WHAT IS REQUIRED
Your task is to transcribe all of the records exactly and leave out the pictures.
— START OF INFORMATION SHOWN —
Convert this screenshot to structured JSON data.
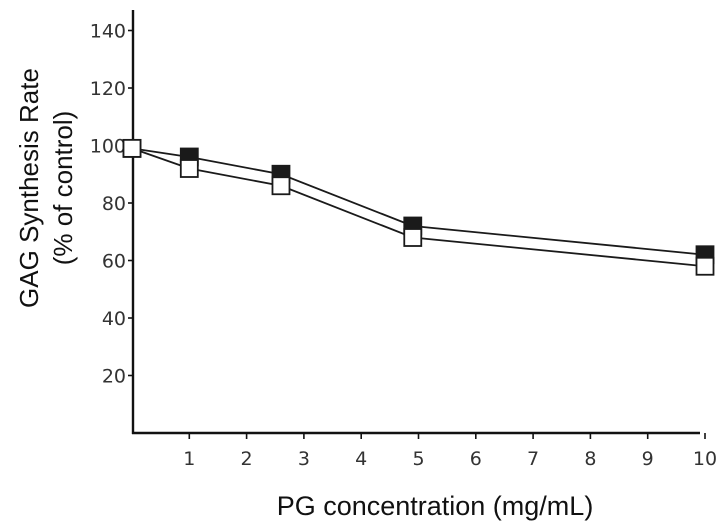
{
  "chart_data": {
    "type": "line",
    "title": "",
    "ylabel_lines": [
      "GAG Synthesis Rate",
      "(% of control)"
    ],
    "xlabel": "PG concentration (mg/mL)",
    "xlim": [
      0,
      10
    ],
    "ylim": [
      0,
      140
    ],
    "x_ticks": [
      1,
      2,
      3,
      4,
      5,
      6,
      7,
      8,
      9,
      10
    ],
    "y_ticks": [
      20,
      40,
      60,
      80,
      100,
      120,
      140
    ],
    "grid": false,
    "legend": false,
    "series": [
      {
        "marker": "filled-square",
        "color": "#1a1a1a",
        "x": [
          0,
          1,
          2.6,
          4.9,
          10
        ],
        "y": [
          99,
          96,
          90,
          72,
          62
        ]
      },
      {
        "marker": "open-square",
        "color": "#1a1a1a",
        "x": [
          0,
          1,
          2.6,
          4.9,
          10
        ],
        "y": [
          99,
          92,
          86,
          68,
          58
        ]
      }
    ]
  }
}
— END OF INFORMATION SHOWN —
ANSWER BELOW
Convert this screenshot to structured JSON data.
{
  "chart_data": {
    "type": "line",
    "title": "",
    "ylabel_lines": [
      "GAG Synthesis Rate",
      "(% of control)"
    ],
    "xlabel": "PG concentration (mg/mL)",
    "xlim": [
      0,
      10
    ],
    "ylim": [
      0,
      140
    ],
    "x_ticks": [
      1,
      2,
      3,
      4,
      5,
      6,
      7,
      8,
      9,
      10
    ],
    "y_ticks": [
      20,
      40,
      60,
      80,
      100,
      120,
      140
    ],
    "grid": false,
    "legend": false,
    "series": [
      {
        "marker": "filled-square",
        "color": "#1a1a1a",
        "x": [
          0,
          1,
          2.6,
          4.9,
          10
        ],
        "y": [
          99,
          96,
          90,
          72,
          62
        ]
      },
      {
        "marker": "open-square",
        "color": "#1a1a1a",
        "x": [
          0,
          1,
          2.6,
          4.9,
          10
        ],
        "y": [
          99,
          92,
          86,
          68,
          58
        ]
      }
    ]
  }
}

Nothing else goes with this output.